(begin)
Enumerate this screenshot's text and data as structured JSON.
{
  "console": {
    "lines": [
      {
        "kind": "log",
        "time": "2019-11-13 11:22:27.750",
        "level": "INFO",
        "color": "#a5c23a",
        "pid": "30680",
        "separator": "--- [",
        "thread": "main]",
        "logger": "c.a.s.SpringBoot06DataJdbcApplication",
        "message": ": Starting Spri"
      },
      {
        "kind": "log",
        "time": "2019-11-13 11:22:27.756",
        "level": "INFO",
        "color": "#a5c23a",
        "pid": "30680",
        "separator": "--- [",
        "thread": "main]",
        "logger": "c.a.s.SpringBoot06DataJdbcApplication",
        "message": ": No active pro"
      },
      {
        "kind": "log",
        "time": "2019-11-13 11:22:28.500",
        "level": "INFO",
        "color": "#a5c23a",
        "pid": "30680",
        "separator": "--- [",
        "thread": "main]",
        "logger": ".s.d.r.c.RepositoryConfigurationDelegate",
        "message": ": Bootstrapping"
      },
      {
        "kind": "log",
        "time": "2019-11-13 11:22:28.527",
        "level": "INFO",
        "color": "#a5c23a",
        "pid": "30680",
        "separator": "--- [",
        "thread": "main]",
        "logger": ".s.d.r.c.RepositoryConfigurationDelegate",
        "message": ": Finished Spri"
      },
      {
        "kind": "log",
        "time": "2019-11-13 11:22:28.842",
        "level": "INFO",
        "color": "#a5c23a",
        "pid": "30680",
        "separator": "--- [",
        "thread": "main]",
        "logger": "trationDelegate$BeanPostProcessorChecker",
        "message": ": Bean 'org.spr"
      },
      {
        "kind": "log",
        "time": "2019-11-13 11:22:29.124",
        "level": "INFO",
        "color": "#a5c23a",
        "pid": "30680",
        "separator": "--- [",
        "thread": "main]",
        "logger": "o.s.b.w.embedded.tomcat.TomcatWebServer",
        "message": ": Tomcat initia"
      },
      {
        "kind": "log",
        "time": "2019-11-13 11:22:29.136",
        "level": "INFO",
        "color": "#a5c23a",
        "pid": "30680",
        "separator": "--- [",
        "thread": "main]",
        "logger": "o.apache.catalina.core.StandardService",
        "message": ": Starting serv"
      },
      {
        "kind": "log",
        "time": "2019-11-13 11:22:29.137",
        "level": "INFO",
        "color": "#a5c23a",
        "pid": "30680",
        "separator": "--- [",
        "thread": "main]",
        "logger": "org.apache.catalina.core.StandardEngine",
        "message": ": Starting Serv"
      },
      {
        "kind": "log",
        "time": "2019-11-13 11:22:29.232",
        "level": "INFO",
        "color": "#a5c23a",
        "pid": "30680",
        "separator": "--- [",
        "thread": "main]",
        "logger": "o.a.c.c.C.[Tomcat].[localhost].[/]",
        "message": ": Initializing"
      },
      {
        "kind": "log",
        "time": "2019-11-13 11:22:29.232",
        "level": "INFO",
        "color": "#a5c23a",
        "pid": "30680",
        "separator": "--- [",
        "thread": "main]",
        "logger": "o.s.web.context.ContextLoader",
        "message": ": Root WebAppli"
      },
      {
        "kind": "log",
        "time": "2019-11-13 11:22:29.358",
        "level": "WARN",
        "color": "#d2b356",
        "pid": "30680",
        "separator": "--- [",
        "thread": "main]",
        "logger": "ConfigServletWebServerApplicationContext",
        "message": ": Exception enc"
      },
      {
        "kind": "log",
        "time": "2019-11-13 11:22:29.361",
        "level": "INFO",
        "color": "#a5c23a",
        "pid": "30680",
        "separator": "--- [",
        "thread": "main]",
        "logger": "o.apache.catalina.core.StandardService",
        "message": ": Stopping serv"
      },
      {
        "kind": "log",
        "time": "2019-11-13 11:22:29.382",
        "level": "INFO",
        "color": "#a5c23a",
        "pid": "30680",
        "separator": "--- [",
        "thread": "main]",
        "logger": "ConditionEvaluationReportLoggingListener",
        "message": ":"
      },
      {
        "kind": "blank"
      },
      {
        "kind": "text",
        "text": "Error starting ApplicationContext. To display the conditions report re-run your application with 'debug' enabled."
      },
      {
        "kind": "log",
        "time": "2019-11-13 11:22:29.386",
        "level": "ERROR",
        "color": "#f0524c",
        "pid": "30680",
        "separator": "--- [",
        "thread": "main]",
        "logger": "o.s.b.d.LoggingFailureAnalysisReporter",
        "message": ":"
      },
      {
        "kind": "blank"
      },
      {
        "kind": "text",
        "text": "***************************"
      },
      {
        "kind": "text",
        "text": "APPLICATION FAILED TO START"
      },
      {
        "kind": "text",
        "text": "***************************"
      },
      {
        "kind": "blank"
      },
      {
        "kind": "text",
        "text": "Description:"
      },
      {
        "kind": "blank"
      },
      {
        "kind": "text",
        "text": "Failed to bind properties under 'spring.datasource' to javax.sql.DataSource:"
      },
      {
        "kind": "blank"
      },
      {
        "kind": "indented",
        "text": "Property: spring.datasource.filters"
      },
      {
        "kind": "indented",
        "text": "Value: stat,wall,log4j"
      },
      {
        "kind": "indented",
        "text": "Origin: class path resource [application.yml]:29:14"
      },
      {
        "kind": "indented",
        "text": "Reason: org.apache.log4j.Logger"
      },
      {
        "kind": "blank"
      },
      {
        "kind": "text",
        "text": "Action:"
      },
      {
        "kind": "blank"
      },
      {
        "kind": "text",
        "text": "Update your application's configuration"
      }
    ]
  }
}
(end)
> [What is being asked]: Repeat the entries shown above, every one, word for word.

> [Result of the exercise]:
Enumerate this screenshot's text and data as structured JSON.
{
  "console": {
    "lines": [
      {
        "kind": "log",
        "time": "2019-11-13 11:22:27.750",
        "level": "INFO",
        "color": "#a5c23a",
        "pid": "30680",
        "separator": "--- [",
        "thread": "main]",
        "logger": "c.a.s.SpringBoot06DataJdbcApplication",
        "message": ": Starting Spri"
      },
      {
        "kind": "log",
        "time": "2019-11-13 11:22:27.756",
        "level": "INFO",
        "color": "#a5c23a",
        "pid": "30680",
        "separator": "--- [",
        "thread": "main]",
        "logger": "c.a.s.SpringBoot06DataJdbcApplication",
        "message": ": No active pro"
      },
      {
        "kind": "log",
        "time": "2019-11-13 11:22:28.500",
        "level": "INFO",
        "color": "#a5c23a",
        "pid": "30680",
        "separator": "--- [",
        "thread": "main]",
        "logger": ".s.d.r.c.RepositoryConfigurationDelegate",
        "message": ": Bootstrapping"
      },
      {
        "kind": "log",
        "time": "2019-11-13 11:22:28.527",
        "level": "INFO",
        "color": "#a5c23a",
        "pid": "30680",
        "separator": "--- [",
        "thread": "main]",
        "logger": ".s.d.r.c.RepositoryConfigurationDelegate",
        "message": ": Finished Spri"
      },
      {
        "kind": "log",
        "time": "2019-11-13 11:22:28.842",
        "level": "INFO",
        "color": "#a5c23a",
        "pid": "30680",
        "separator": "--- [",
        "thread": "main]",
        "logger": "trationDelegate$BeanPostProcessorChecker",
        "message": ": Bean 'org.spr"
      },
      {
        "kind": "log",
        "time": "2019-11-13 11:22:29.124",
        "level": "INFO",
        "color": "#a5c23a",
        "pid": "30680",
        "separator": "--- [",
        "thread": "main]",
        "logger": "o.s.b.w.embedded.tomcat.TomcatWebServer",
        "message": ": Tomcat initia"
      },
      {
        "kind": "log",
        "time": "2019-11-13 11:22:29.136",
        "level": "INFO",
        "color": "#a5c23a",
        "pid": "30680",
        "separator": "--- [",
        "thread": "main]",
        "logger": "o.apache.catalina.core.StandardService",
        "message": ": Starting serv"
      },
      {
        "kind": "log",
        "time": "2019-11-13 11:22:29.137",
        "level": "INFO",
        "color": "#a5c23a",
        "pid": "30680",
        "separator": "--- [",
        "thread": "main]",
        "logger": "org.apache.catalina.core.StandardEngine",
        "message": ": Starting Serv"
      },
      {
        "kind": "log",
        "time": "2019-11-13 11:22:29.232",
        "level": "INFO",
        "color": "#a5c23a",
        "pid": "30680",
        "separator": "--- [",
        "thread": "main]",
        "logger": "o.a.c.c.C.[Tomcat].[localhost].[/]",
        "message": ": Initializing"
      },
      {
        "kind": "log",
        "time": "2019-11-13 11:22:29.232",
        "level": "INFO",
        "color": "#a5c23a",
        "pid": "30680",
        "separator": "--- [",
        "thread": "main]",
        "logger": "o.s.web.context.ContextLoader",
        "message": ": Root WebAppli"
      },
      {
        "kind": "log",
        "time": "2019-11-13 11:22:29.358",
        "level": "WARN",
        "color": "#d2b356",
        "pid": "30680",
        "separator": "--- [",
        "thread": "main]",
        "logger": "ConfigServletWebServerApplicationContext",
        "message": ": Exception enc"
      },
      {
        "kind": "log",
        "time": "2019-11-13 11:22:29.361",
        "level": "INFO",
        "color": "#a5c23a",
        "pid": "30680",
        "separator": "--- [",
        "thread": "main]",
        "logger": "o.apache.catalina.core.StandardService",
        "message": ": Stopping serv"
      },
      {
        "kind": "log",
        "time": "2019-11-13 11:22:29.382",
        "level": "INFO",
        "color": "#a5c23a",
        "pid": "30680",
        "separator": "--- [",
        "thread": "main]",
        "logger": "ConditionEvaluationReportLoggingListener",
        "message": ":"
      },
      {
        "kind": "blank"
      },
      {
        "kind": "text",
        "text": "Error starting ApplicationContext. To display the conditions report re-run your application with 'debug' enabled."
      },
      {
        "kind": "log",
        "time": "2019-11-13 11:22:29.386",
        "level": "ERROR",
        "color": "#f0524c",
        "pid": "30680",
        "separator": "--- [",
        "thread": "main]",
        "logger": "o.s.b.d.LoggingFailureAnalysisReporter",
        "message": ":"
      },
      {
        "kind": "blank"
      },
      {
        "kind": "text",
        "text": "***************************"
      },
      {
        "kind": "text",
        "text": "APPLICATION FAILED TO START"
      },
      {
        "kind": "text",
        "text": "***************************"
      },
      {
        "kind": "blank"
      },
      {
        "kind": "text",
        "text": "Description:"
      },
      {
        "kind": "blank"
      },
      {
        "kind": "text",
        "text": "Failed to bind properties under 'spring.datasource' to javax.sql.DataSource:"
      },
      {
        "kind": "blank"
      },
      {
        "kind": "indented",
        "text": "Property: spring.datasource.filters"
      },
      {
        "kind": "indented",
        "text": "Value: stat,wall,log4j"
      },
      {
        "kind": "indented",
        "text": "Origin: class path resource [application.yml]:29:14"
      },
      {
        "kind": "indented",
        "text": "Reason: org.apache.log4j.Logger"
      },
      {
        "kind": "blank"
      },
      {
        "kind": "text",
        "text": "Action:"
      },
      {
        "kind": "blank"
      },
      {
        "kind": "text",
        "text": "Update your application's configuration"
      }
    ]
  }
}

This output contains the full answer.